Comb the records below for the string "nöjda" and copy each line where it turns up.
----------
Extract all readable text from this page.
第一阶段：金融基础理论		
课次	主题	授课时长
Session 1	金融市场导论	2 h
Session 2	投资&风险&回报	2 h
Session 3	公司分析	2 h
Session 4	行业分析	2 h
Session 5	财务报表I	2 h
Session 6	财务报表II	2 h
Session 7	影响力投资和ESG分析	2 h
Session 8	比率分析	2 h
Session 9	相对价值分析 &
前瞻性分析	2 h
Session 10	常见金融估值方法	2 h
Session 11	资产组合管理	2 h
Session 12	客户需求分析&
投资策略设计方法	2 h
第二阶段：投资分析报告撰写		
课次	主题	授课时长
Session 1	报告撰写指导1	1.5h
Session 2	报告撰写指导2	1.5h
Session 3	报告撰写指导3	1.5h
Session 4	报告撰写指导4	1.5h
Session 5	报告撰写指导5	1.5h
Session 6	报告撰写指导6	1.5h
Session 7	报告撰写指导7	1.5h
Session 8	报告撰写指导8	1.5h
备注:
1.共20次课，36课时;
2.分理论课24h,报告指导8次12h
----------
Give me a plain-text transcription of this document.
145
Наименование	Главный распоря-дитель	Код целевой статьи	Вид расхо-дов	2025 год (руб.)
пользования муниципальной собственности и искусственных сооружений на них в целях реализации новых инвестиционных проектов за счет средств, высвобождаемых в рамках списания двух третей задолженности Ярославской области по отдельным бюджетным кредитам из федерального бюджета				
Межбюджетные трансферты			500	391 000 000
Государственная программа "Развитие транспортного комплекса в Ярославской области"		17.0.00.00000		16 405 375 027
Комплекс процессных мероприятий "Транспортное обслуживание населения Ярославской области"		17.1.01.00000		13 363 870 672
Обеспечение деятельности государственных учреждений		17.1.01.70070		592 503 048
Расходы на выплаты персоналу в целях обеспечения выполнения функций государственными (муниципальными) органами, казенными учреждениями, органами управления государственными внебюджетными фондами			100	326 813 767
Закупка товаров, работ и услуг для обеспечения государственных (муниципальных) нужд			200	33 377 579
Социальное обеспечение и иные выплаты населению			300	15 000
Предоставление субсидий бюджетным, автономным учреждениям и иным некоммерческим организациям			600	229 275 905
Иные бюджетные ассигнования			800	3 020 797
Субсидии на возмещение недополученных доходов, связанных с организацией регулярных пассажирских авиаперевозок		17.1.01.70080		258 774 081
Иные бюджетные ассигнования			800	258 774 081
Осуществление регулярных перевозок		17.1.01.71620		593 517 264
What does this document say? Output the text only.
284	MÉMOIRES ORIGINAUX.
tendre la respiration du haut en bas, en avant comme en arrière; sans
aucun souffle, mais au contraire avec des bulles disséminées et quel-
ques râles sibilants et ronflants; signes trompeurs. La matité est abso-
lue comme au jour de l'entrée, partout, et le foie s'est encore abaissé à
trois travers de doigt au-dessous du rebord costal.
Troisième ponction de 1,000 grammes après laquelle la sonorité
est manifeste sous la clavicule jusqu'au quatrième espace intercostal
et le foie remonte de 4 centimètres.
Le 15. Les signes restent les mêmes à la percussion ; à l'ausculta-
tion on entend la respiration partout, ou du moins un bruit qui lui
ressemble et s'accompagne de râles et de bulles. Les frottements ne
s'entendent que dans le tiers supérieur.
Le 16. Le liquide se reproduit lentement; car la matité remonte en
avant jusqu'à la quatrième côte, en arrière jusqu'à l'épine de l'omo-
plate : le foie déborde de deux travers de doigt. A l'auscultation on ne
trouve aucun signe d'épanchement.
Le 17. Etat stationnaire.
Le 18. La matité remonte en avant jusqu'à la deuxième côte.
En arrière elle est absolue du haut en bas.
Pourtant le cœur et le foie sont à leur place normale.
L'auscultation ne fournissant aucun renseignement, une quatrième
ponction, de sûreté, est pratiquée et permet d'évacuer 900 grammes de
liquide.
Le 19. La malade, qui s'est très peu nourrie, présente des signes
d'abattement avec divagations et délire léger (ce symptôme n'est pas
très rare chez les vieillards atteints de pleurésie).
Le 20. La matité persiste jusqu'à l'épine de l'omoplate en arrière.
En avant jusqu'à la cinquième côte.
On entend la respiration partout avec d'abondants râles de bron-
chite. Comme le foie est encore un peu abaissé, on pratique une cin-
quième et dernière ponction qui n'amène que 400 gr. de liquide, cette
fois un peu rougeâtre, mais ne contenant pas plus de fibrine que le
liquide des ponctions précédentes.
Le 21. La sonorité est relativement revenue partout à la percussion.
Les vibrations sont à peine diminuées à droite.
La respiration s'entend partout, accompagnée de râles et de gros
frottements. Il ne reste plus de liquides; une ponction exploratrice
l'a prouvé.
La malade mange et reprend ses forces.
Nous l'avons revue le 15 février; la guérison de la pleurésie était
----------
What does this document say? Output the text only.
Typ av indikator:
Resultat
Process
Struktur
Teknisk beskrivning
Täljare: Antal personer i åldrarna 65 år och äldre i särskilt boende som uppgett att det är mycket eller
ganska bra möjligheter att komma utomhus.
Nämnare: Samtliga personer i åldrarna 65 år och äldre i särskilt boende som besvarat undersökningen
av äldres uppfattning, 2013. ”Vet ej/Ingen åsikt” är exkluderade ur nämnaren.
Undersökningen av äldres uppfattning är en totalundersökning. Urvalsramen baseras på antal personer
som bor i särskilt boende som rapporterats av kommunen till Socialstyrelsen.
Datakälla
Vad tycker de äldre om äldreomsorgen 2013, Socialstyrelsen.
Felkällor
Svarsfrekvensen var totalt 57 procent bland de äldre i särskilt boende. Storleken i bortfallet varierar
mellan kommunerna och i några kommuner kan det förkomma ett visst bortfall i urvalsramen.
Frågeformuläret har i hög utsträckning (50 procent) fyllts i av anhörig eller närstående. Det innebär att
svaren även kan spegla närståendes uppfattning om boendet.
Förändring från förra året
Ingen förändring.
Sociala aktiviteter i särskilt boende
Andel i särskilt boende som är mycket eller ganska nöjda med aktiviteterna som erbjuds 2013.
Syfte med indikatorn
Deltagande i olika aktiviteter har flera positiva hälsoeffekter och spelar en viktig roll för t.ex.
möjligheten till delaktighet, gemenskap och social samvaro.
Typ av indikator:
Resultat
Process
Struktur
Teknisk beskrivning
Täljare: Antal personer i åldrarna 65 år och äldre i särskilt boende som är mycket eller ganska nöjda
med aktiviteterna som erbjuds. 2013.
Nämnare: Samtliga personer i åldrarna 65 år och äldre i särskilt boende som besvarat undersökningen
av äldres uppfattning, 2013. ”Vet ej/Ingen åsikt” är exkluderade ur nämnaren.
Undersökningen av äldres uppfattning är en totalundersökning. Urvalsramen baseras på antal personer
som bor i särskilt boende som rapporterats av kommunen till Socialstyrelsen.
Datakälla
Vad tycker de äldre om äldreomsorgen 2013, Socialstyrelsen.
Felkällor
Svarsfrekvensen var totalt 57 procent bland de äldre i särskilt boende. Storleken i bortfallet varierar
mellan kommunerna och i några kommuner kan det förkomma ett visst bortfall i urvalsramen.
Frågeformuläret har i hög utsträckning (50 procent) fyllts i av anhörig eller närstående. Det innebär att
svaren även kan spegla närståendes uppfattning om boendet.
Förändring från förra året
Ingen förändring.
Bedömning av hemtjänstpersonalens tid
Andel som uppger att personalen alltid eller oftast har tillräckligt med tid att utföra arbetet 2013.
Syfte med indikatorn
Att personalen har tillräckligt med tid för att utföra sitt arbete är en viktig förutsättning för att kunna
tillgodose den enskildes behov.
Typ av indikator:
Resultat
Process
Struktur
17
----------
COMPLETE ANSWER:
Andel i särskilt boende som är mycket eller ganska nöjda med aktiviteterna som erbjuds 2013.
Täljare: Antal personer i åldrarna 65 år och äldre i särskilt boende som är mycket eller ganska nöjda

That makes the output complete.